Read the data and repeat it in full, exactly.

EXTRACTED DATA »
☆ ☆ ☆ ☆
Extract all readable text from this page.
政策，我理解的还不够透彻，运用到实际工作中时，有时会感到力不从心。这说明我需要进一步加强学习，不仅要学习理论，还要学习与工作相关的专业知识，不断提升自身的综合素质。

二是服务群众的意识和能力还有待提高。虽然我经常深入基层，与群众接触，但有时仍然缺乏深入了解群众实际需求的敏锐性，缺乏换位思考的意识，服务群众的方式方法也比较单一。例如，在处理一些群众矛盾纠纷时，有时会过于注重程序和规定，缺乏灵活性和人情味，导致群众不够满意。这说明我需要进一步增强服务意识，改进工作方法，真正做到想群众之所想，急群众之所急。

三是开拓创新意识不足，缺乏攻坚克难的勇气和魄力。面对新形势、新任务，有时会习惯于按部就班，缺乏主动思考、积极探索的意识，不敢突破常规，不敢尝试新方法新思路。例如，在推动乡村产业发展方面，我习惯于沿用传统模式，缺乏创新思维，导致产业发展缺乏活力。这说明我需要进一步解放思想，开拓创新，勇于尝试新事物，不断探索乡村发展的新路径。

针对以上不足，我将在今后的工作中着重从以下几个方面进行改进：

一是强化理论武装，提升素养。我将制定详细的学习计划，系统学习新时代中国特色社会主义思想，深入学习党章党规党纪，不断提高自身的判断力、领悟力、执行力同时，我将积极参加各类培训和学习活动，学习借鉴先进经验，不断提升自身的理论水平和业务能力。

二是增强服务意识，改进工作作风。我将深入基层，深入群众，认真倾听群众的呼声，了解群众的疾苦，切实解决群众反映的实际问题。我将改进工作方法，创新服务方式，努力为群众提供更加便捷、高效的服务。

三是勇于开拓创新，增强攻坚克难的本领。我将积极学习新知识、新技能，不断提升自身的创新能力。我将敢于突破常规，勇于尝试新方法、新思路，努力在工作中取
☆ ☆ ☆ ☆
ANSWER TO THE PROBLEM »
Extract all readable text from this page.
政策，我理解的还不够透彻，运用到实际工作中时，有时会感到力不从心。这说明我需要进一步加强学习，不仅要学习理论，还要学习与工作相关的专业知识，不断提升自身的综合素质。

二是服务群众的意识和能力还有待提高。虽然我经常深入基层，与群众接触，但有时仍然缺乏深入了解群众实际需求的敏锐性，缺乏换位思考的意识，服务群众的方式方法也比较单一。例如，在处理一些群众矛盾纠纷时，有时会过于注重程序和规定，缺乏灵活性和人情味，导致群众不够满意。这说明我需要进一步增强服务意识，改进工作方法，真正做到想群众之所想，急群众之所急。

三是开拓创新意识不足，缺乏攻坚克难的勇气和魄力。面对新形势、新任务，有时会习惯于按部就班，缺乏主动思考、积极探索的意识，不敢突破常规，不敢尝试新方法新思路。例如，在推动乡村产业发展方面，我习惯于沿用传统模式，缺乏创新思维，导致产业发展缺乏活力。这说明我需要进一步解放思想，开拓创新，勇于尝试新事物，不断探索乡村发展的新路径。

针对以上不足，我将在今后的工作中着重从以下几个方面进行改进：

一是强化理论武装，提升素养。我将制定详细的学习计划，系统学习新时代中国特色社会主义思想，深入学习党章党规党纪，不断提高自身的判断力、领悟力、执行力同时，我将积极参加各类培训和学习活动，学习借鉴先进经验，不断提升自身的理论水平和业务能力。

二是增强服务意识，改进工作作风。我将深入基层，深入群众，认真倾听群众的呼声，了解群众的疾苦，切实解决群众反映的实际问题。我将改进工作方法，创新服务方式，努力为群众提供更加便捷、高效的服务。

三是勇于开拓创新，增强攻坚克难的本领。我将积极学习新知识、新技能，不断提升自身的创新能力。我将敢于突破常规，勇于尝试新方法、新思路，努力在工作中取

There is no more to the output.